Task details:
Reproduce every line of the records below word for word, leaving out the pictures.
-------- Records provided --------
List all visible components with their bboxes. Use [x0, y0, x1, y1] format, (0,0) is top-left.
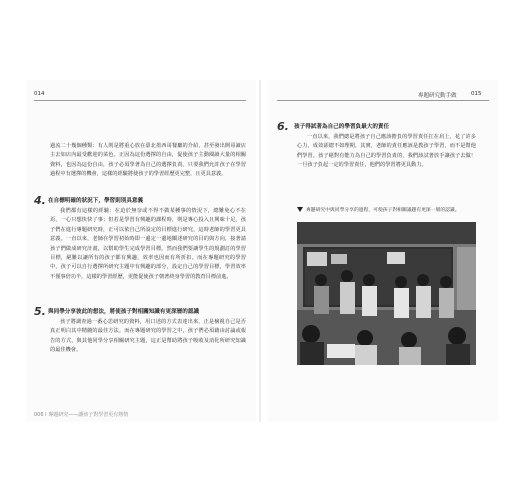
section-5-number: 5. — [34, 305, 46, 318]
section-5-heading — [34, 306, 246, 317]
section-6-body: 一直以來，我們總是將孩子自己應該擔負的學習責任扛在肩上，花了許多心力，成效卻總不如理期。其實，老師的責任應該是教孩子學習，而不是幫他們學習。孩子絕對有能力為自己的學習負責的，我們該試著放手讓孩子去做！一旦孩子負起一定的學習責任，他們的學習將更具動力。 — [297, 134, 476, 169]
photo-caption-text: 專題研究中與同學分享的過程，可使孩子對相關議題有更深一層的認識。 — [306, 208, 460, 213]
section-4-number: 4. — [34, 194, 46, 207]
classroom-photo-illustration — [297, 222, 476, 365]
section-5-title: 與同學分享彼此的想法，將使孩子對相關知識有更深層的認識 — [48, 309, 200, 315]
left-footer: 006 I 專題研究——讓孩子對學習更有熱情 — [34, 412, 129, 418]
triangle-bullet-icon — [297, 207, 303, 212]
classroom-photo — [297, 222, 476, 365]
section-4-heading — [34, 195, 246, 206]
section-4-title: 在自標明確的狀況下，學習則別具意義 — [48, 198, 144, 204]
section-6-number: 6. — [277, 120, 289, 133]
intro-paragraph: 過流二十幾個種類：有人則是將重心放在臺北墨西哥餐廳的介紹，甚至發出開哥讀店主去如店內最受歡迎的菜色。正因為這份選擇的自由，促使孩子主動閱讀大量的相關資料，也因為這份自由，孩子必須學著為自己的選擇負責。只要我們允許孩子在學習過程中有選擇的機會，這樣的經驗將使孩子的學習經歷更完整，且更具意義。 — [50, 143, 246, 178]
right-header-title: 專題研究動手做 — [418, 93, 457, 99]
section-6-title: 孩子得試著為自己的學習負最大的責任 — [294, 124, 390, 130]
right-header-rule — [277, 100, 489, 101]
section-4-body: 我們都有這樣的經驗：在迫於無奈或不得不做某種事的情況下，總難免心不在焉，一心只想快快了事；但若是學習有興趣的課程時，則是專心投入且興味十足。孩子們在進行專題研究時，正可以依自己所設定的目標進行研究，這時老師的學習更具意義。一直以來，老師在學習初始時即一邊定一邊地闡述研究的目的與方向，接著請孩子們做成研究計畫，以幫助學生完成學習目標。然而我們要讓學生的規劃訂的學習目標，絕難以讓所有的孩子都有興趣，效率也因而有所折扣。而在專題研究的學習中，孩子可以自行選擇所研究主題中有興趣的部分，設定自己的學習目標，學習效率不僅事倍功半，這樣的學習經歷，更能促使孩子朝著終身學習的教育目標前進。 — [50, 208, 246, 280]
book-gutter — [259, 80, 261, 422]
left-header-rule — [34, 100, 246, 101]
section-5-body: 孩子將調查過一番心思研究的資料，用口述的方式表達出來，正是檢視自己是否真正明白其中精髓的最佳方法。而在專題研究的學習之中，孩子們必須藉由討論或報告的方式，與其他同學分享相關研究主題，這正是幫助將孩子吸收及消化所研究知識的最佳機會。 — [50, 319, 246, 354]
right-page-number: 015 — [471, 91, 482, 97]
section-6-heading — [277, 121, 489, 132]
left-page-number: 014 — [34, 91, 45, 97]
photo-caption — [297, 206, 477, 213]
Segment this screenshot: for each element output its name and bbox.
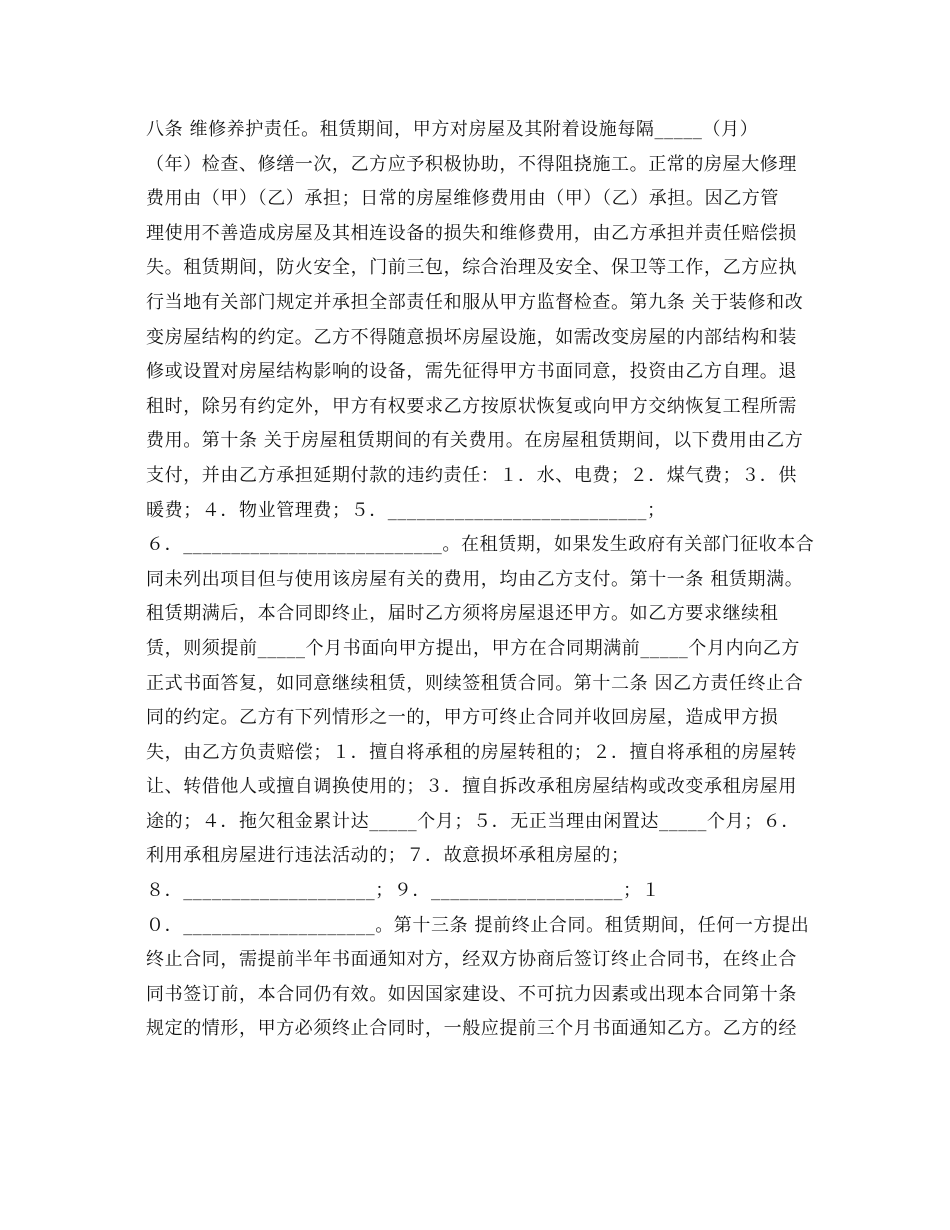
text-line: ６．___________________________。在租赁期，如果发生政府有关部门征收本合 xyxy=(146,534,815,556)
text-line: 失。租赁期间，防火安全，门前三包，综合治理及安全、保卫等工作，乙方应执 xyxy=(146,257,797,279)
text-line: 暖费；４．物业管理费；５．___________________________； xyxy=(146,499,666,521)
text-line: 理使用不善造成房屋及其相连设备的损失和维修费用，由乙方承担并责任赔偿损 xyxy=(146,222,797,244)
text-line: 终止合同，需提前半年书面通知对方，经双方协商后签订终止合同书，在终止合 xyxy=(146,949,797,971)
text-line: 修或设置对房屋结构影响的设备，需先征得甲方书面同意，投资由乙方自理。退 xyxy=(146,361,797,383)
text-line: ０．____________________。第十三条 提前终止合同。租赁期间，任何一方提出 xyxy=(146,914,810,936)
text-line: 费用。第十条 关于房屋租赁期间的有关费用。在房屋租赁期间，以下费用由乙方 xyxy=(146,430,804,452)
text-line: 租时，除另有约定外，甲方有权要求乙方按原状恢复或向甲方交纳恢复工程所需 xyxy=(146,395,797,417)
text-line: 利用承租房屋进行违法活动的；７．故意损坏承租房屋的； xyxy=(146,845,630,867)
text-line: ８．____________________；９．____________________；１ xyxy=(146,880,661,902)
text-line: 同的约定。乙方有下列情形之一的，甲方可终止合同并收回房屋，造成甲方损 xyxy=(146,707,779,729)
text-line: 行当地有关部门规定并承担全部责任和服从甲方监督检查。第九条 关于装修和改 xyxy=(146,291,804,313)
text-line: 同未列出项目但与使用该房屋有关的费用，均由乙方支付。第十一条 租赁期满。 xyxy=(146,568,804,590)
text-line: 失，由乙方负责赔偿；１．擅自将承租的房屋转租的；２．擅自将承租的房屋转 xyxy=(146,741,797,763)
text-line: 途的；４．拖欠租金累计达_____个月；５．无正当理由闲置达_____个月；６． xyxy=(146,810,800,832)
text-line: 八条 维修养护责任。租赁期间，甲方对房屋及其附着设施每隔_____（月） xyxy=(146,119,759,140)
text-line: 让、转借他人或擅自调换使用的；３．擅自拆改承租房屋结构或改变承租房屋用 xyxy=(146,776,797,798)
text-line: 规定的情形，甲方必须终止合同时，一般应提前三个月书面通知乙方。乙方的经 xyxy=(146,1018,797,1040)
text-line: 正式书面答复，如同意继续租赁，则续签租赁合同。第十二条 因乙方责任终止合 xyxy=(146,672,804,694)
text-line: （年）检查、修缮一次，乙方应予积极协助，不得阻挠施工。正常的房屋大修理 xyxy=(146,153,797,175)
text-line: 费用由（甲）（乙）承担；日常的房屋维修费用由（甲）（乙）承担。因乙方管 xyxy=(146,188,779,210)
text-line: 变房屋结构的约定。乙方不得随意损坏房屋设施，如需改变房屋的内部结构和装 xyxy=(146,326,797,348)
text-line: 赁，则须提前_____个月书面向甲方提出，甲方在合同期满前_____个月内向乙方 xyxy=(146,637,800,659)
text-line: 同书签订前，本合同仍有效。如因国家建设、不可抗力因素或出现本合同第十条 xyxy=(146,983,797,1005)
text-line: 支付，并由乙方承担延期付款的违约责任：１．水、电费；２．煤气费；３．供 xyxy=(146,464,797,486)
contract-body-text xyxy=(146,113,818,1047)
text-line: 租赁期满后，本合同即终止，届时乙方须将房屋退还甲方。如乙方要求继续租 xyxy=(146,603,779,625)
--------
Solved exercise:
List all visible components with their bboxes. Use [x0, y0, x1, y1] format, (0,0) is top-left.
section-5-number: 5. — [34, 305, 46, 318]
section-5-heading — [34, 306, 246, 317]
section-6-body: 一直以來，我們總是將孩子自己應該擔負的學習責任扛在肩上，花了許多心力，成效卻總不如理期。其實，老師的責任應該是教孩子學習，而不是幫他們學習。孩子絕對有能力為自己的學習負責的，我們該試著放手讓孩子去做！一旦孩子負起一定的學習責任，他們的學習將更具動力。 — [297, 134, 476, 169]
photo-caption-text: 專題研究中與同學分享的過程，可使孩子對相關議題有更深一層的認識。 — [306, 208, 460, 213]
section-4-number: 4. — [34, 194, 46, 207]
classroom-photo-illustration — [297, 222, 476, 365]
section-5-title: 與同學分享彼此的想法，將使孩子對相關知識有更深層的認識 — [48, 309, 200, 315]
left-footer: 006 I 專題研究——讓孩子對學習更有熱情 — [34, 412, 129, 418]
triangle-bullet-icon — [297, 207, 303, 212]
classroom-photo — [297, 222, 476, 365]
section-4-heading — [34, 195, 246, 206]
section-4-title: 在自標明確的狀況下，學習則別具意義 — [48, 198, 144, 204]
section-6-number: 6. — [277, 120, 289, 133]
intro-paragraph: 過流二十幾個種類：有人則是將重心放在臺北墨西哥餐廳的介紹，甚至發出開哥讀店主去如店內最受歡迎的菜色。正因為這份選擇的自由，促使孩子主動閱讀大量的相關資料，也因為這份自由，孩子必須學著為自己的選擇負責。只要我們允許孩子在學習過程中有選擇的機會，這樣的經驗將使孩子的學習經歷更完整，且更具意義。 — [50, 143, 246, 178]
right-header-title: 專題研究動手做 — [418, 93, 457, 99]
section-6-title: 孩子得試著為自己的學習負最大的責任 — [294, 124, 390, 130]
right-header-rule — [277, 100, 489, 101]
section-4-body: 我們都有這樣的經驗：在迫於無奈或不得不做某種事的情況下，總難免心不在焉，一心只想快快了事；但若是學習有興趣的課程時，則是專心投入且興味十足。孩子們在進行專題研究時，正可以依自己所設定的目標進行研究，這時老師的學習更具意義。一直以來，老師在學習初始時即一邊定一邊地闡述研究的目的與方向，接著請孩子們做成研究計畫，以幫助學生完成學習目標。然而我們要讓學生的規劃訂的學習目標，絕難以讓所有的孩子都有興趣，效率也因而有所折扣。而在專題研究的學習中，孩子可以自行選擇所研究主題中有興趣的部分，設定自己的學習目標，學習效率不僅事倍功半，這樣的學習經歷，更能促使孩子朝著終身學習的教育目標前進。 — [50, 208, 246, 280]
book-gutter — [259, 80, 261, 422]
left-header-rule — [34, 100, 246, 101]
section-5-body: 孩子將調查過一番心思研究的資料，用口述的方式表達出來，正是檢視自己是否真正明白其中精髓的最佳方法。而在專題研究的學習之中，孩子們必須藉由討論或報告的方式，與其他同學分享相關研究主題，這正是幫助將孩子吸收及消化所研究知識的最佳機會。 — [50, 319, 246, 354]
right-page-number: 015 — [471, 91, 482, 97]
section-6-heading — [277, 121, 489, 132]
left-page-number: 014 — [34, 91, 45, 97]
photo-caption — [297, 206, 477, 213]
Segment this screenshot: for each element output its name and bbox.
text-line: ６．___________________________。在租赁期，如果发生政府有关部门征收本合 xyxy=(146,534,815,556)
text-line: 失。租赁期间，防火安全，门前三包，综合治理及安全、保卫等工作，乙方应执 xyxy=(146,257,797,279)
text-line: 暖费；４．物业管理费；５．___________________________； xyxy=(146,499,666,521)
text-line: 理使用不善造成房屋及其相连设备的损失和维修费用，由乙方承担并责任赔偿损 xyxy=(146,222,797,244)
text-line: 终止合同，需提前半年书面通知对方，经双方协商后签订终止合同书，在终止合 xyxy=(146,949,797,971)
text-line: 修或设置对房屋结构影响的设备，需先征得甲方书面同意，投资由乙方自理。退 xyxy=(146,361,797,383)
text-line: ０．____________________。第十三条 提前终止合同。租赁期间，任何一方提出 xyxy=(146,914,810,936)
text-line: 费用。第十条 关于房屋租赁期间的有关费用。在房屋租赁期间，以下费用由乙方 xyxy=(146,430,804,452)
text-line: 租时，除另有约定外，甲方有权要求乙方按原状恢复或向甲方交纳恢复工程所需 xyxy=(146,395,797,417)
text-line: 利用承租房屋进行违法活动的；７．故意损坏承租房屋的； xyxy=(146,845,630,867)
text-line: ８．____________________；９．____________________；１ xyxy=(146,880,661,902)
text-line: 同的约定。乙方有下列情形之一的，甲方可终止合同并收回房屋，造成甲方损 xyxy=(146,707,779,729)
text-line: 行当地有关部门规定并承担全部责任和服从甲方监督检查。第九条 关于装修和改 xyxy=(146,291,804,313)
text-line: 同未列出项目但与使用该房屋有关的费用，均由乙方支付。第十一条 租赁期满。 xyxy=(146,568,804,590)
text-line: 失，由乙方负责赔偿；１．擅自将承租的房屋转租的；２．擅自将承租的房屋转 xyxy=(146,741,797,763)
text-line: 途的；４．拖欠租金累计达_____个月；５．无正当理由闲置达_____个月；６． xyxy=(146,810,800,832)
text-line: 八条 维修养护责任。租赁期间，甲方对房屋及其附着设施每隔_____（月） xyxy=(146,119,759,140)
text-line: 让、转借他人或擅自调换使用的；３．擅自拆改承租房屋结构或改变承租房屋用 xyxy=(146,776,797,798)
text-line: 规定的情形，甲方必须终止合同时，一般应提前三个月书面通知乙方。乙方的经 xyxy=(146,1018,797,1040)
text-line: 正式书面答复，如同意继续租赁，则续签租赁合同。第十二条 因乙方责任终止合 xyxy=(146,672,804,694)
text-line: （年）检查、修缮一次，乙方应予积极协助，不得阻挠施工。正常的房屋大修理 xyxy=(146,153,797,175)
text-line: 费用由（甲）（乙）承担；日常的房屋维修费用由（甲）（乙）承担。因乙方管 xyxy=(146,188,779,210)
text-line: 变房屋结构的约定。乙方不得随意损坏房屋设施，如需改变房屋的内部结构和装 xyxy=(146,326,797,348)
text-line: 赁，则须提前_____个月书面向甲方提出，甲方在合同期满前_____个月内向乙方 xyxy=(146,637,800,659)
text-line: 同书签订前，本合同仍有效。如因国家建设、不可抗力因素或出现本合同第十条 xyxy=(146,983,797,1005)
text-line: 支付，并由乙方承担延期付款的违约责任：１．水、电费；２．煤气费；３．供 xyxy=(146,464,797,486)
contract-body-text xyxy=(146,113,818,1047)
text-line: 租赁期满后，本合同即终止，届时乙方须将房屋退还甲方。如乙方要求继续租 xyxy=(146,603,779,625)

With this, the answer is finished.